## Work to complete
Without the images, print all the entries below exactly as given.
**** The records
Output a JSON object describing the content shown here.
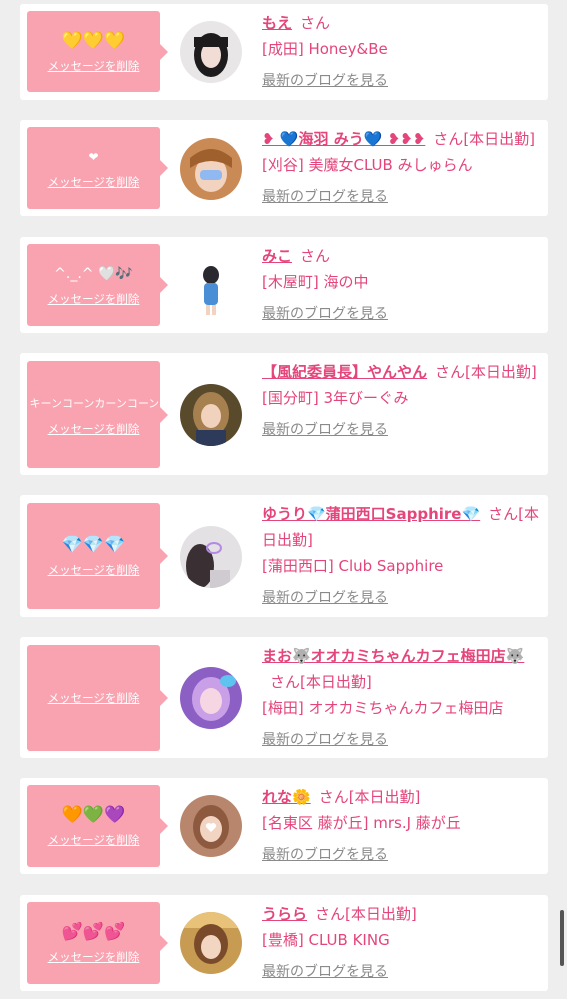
{
  "delete_label": "メッセージを削除",
  "blog_label": "最新のブログを見る",
  "san_label": "さん",
  "colors": {
    "bubble": "#f9a3b0",
    "accent": "#e4457a",
    "muted": "#8a8a8a"
  },
  "entries": [
    {
      "message": "💛💛💛",
      "name": "もえ",
      "status": "",
      "shop": "[成田] Honey&Be",
      "avatar_icon": "girl-photo"
    },
    {
      "message": "❤",
      "name": "❥ 💙海羽 みう💙 ❥❥❥",
      "status": "[本日出勤]",
      "shop": "[刈谷] 美魔女CLUB みしゅらん",
      "avatar_icon": "girl-photo"
    },
    {
      "message": "^._.^ 🤍🎶",
      "name": "みこ",
      "status": "",
      "shop": "[木屋町] 海の中",
      "avatar_icon": "girl-photo"
    },
    {
      "message": "キーンコーンカーンコーン🏫",
      "name": "【風紀委員長】やんやん",
      "status": "[本日出勤]",
      "shop": "[国分町] 3年びーぐみ",
      "avatar_icon": "girl-photo"
    },
    {
      "message": "💎💎💎",
      "name": "ゆうり💎蒲田西口Sapphire💎",
      "status": "[本日出勤]",
      "shop": "[蒲田西口] Club Sapphire",
      "avatar_icon": "girl-photo"
    },
    {
      "message": "",
      "name": "まお🐺オオカミちゃんカフェ梅田店🐺",
      "status": "[本日出勤]",
      "shop": "[梅田] オオカミちゃんカフェ梅田店",
      "avatar_icon": "girl-photo"
    },
    {
      "message": "🧡💚💜",
      "name": "れな🌼",
      "status": "[本日出勤]",
      "shop": "[名東区 藤が丘] mrs.J 藤が丘",
      "avatar_icon": "girl-photo"
    },
    {
      "message": "💕💕💕",
      "name": "うらら",
      "status": "[本日出勤]",
      "shop": "[豊橋] CLUB KING",
      "avatar_icon": "girl-photo"
    }
  ]
}
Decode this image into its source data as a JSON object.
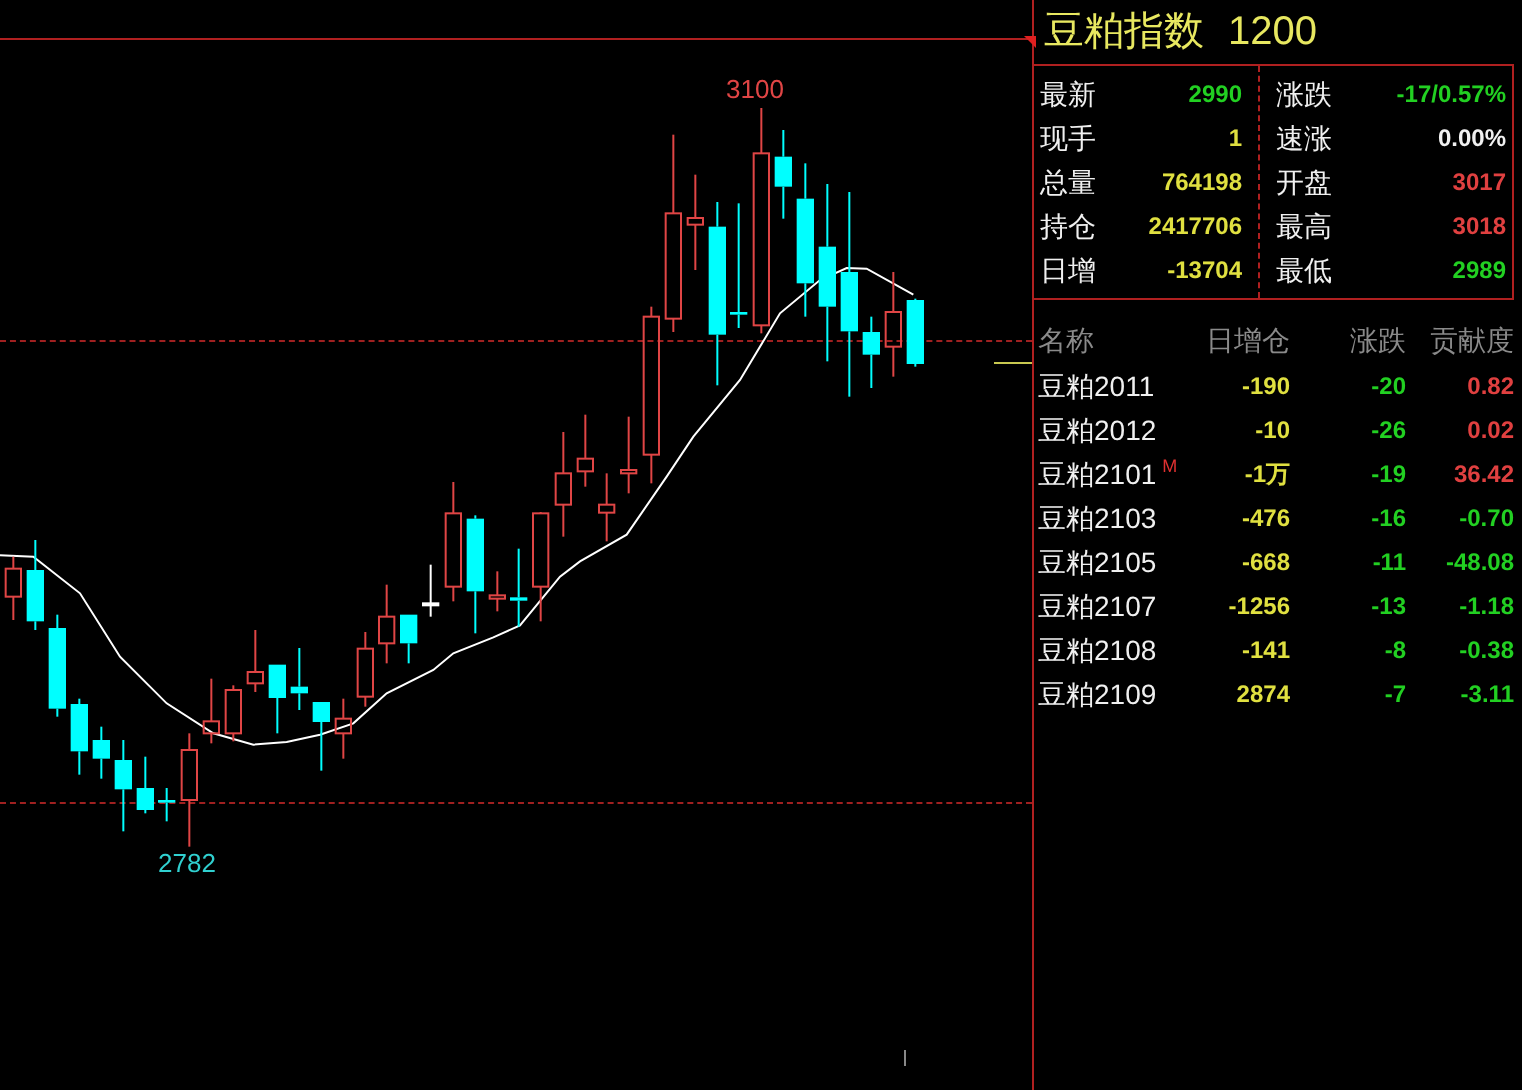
********
## Exercise result
Output a JSON object describing the content shown here.
{
  "delete_label": "メッセージを削除",
  "blog_label": "最新のブログを見る",
  "san_label": "さん",
  "colors": {
    "bubble": "#f9a3b0",
    "accent": "#e4457a",
    "muted": "#8a8a8a"
  },
  "entries": [
    {
      "message": "💛💛💛",
      "name": "もえ",
      "status": "",
      "shop": "[成田] Honey&Be",
      "avatar_icon": "girl-photo"
    },
    {
      "message": "❤",
      "name": "❥ 💙海羽 みう💙 ❥❥❥",
      "status": "[本日出勤]",
      "shop": "[刈谷] 美魔女CLUB みしゅらん",
      "avatar_icon": "girl-photo"
    },
    {
      "message": "^._.^ 🤍🎶",
      "name": "みこ",
      "status": "",
      "shop": "[木屋町] 海の中",
      "avatar_icon": "girl-photo"
    },
    {
      "message": "キーンコーンカーンコーン🏫",
      "name": "【風紀委員長】やんやん",
      "status": "[本日出勤]",
      "shop": "[国分町] 3年びーぐみ",
      "avatar_icon": "girl-photo"
    },
    {
      "message": "💎💎💎",
      "name": "ゆうり💎蒲田西口Sapphire💎",
      "status": "[本日出勤]",
      "shop": "[蒲田西口] Club Sapphire",
      "avatar_icon": "girl-photo"
    },
    {
      "message": "",
      "name": "まお🐺オオカミちゃんカフェ梅田店🐺",
      "status": "[本日出勤]",
      "shop": "[梅田] オオカミちゃんカフェ梅田店",
      "avatar_icon": "girl-photo"
    },
    {
      "message": "🧡💚💜",
      "name": "れな🌼",
      "status": "[本日出勤]",
      "shop": "[名東区 藤が丘] mrs.J 藤が丘",
      "avatar_icon": "girl-photo"
    },
    {
      "message": "💕💕💕",
      "name": "うらら",
      "status": "[本日出勤]",
      "shop": "[豊橋] CLUB KING",
      "avatar_icon": "girl-photo"
    }
  ]
}
Decode this image into its source data as a JSON object.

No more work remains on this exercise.